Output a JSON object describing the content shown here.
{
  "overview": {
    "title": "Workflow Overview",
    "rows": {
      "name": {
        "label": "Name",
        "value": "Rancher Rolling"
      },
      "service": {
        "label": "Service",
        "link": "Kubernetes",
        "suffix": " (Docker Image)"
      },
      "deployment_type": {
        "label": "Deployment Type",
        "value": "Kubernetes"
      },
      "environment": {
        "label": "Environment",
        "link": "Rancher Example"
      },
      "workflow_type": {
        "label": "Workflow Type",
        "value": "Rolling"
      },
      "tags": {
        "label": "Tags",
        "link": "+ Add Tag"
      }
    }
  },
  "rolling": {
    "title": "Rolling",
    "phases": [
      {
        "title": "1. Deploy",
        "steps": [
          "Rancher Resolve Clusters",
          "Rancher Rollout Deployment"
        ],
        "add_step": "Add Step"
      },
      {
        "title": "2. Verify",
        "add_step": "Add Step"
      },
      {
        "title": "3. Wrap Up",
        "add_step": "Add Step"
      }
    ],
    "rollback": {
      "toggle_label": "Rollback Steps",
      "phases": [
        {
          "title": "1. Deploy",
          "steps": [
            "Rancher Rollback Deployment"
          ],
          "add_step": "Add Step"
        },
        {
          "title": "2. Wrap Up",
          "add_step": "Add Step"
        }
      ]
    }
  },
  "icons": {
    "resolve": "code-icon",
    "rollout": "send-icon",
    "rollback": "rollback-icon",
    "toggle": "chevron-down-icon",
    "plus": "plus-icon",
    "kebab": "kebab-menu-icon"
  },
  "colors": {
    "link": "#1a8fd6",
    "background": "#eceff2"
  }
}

What you are asked to do: Go through the listing above and return every line where the word "value" occurs.

Output of the task:
        "value": "Rancher Rolling"
        "value": "Kubernetes"
        "value": "Rolling"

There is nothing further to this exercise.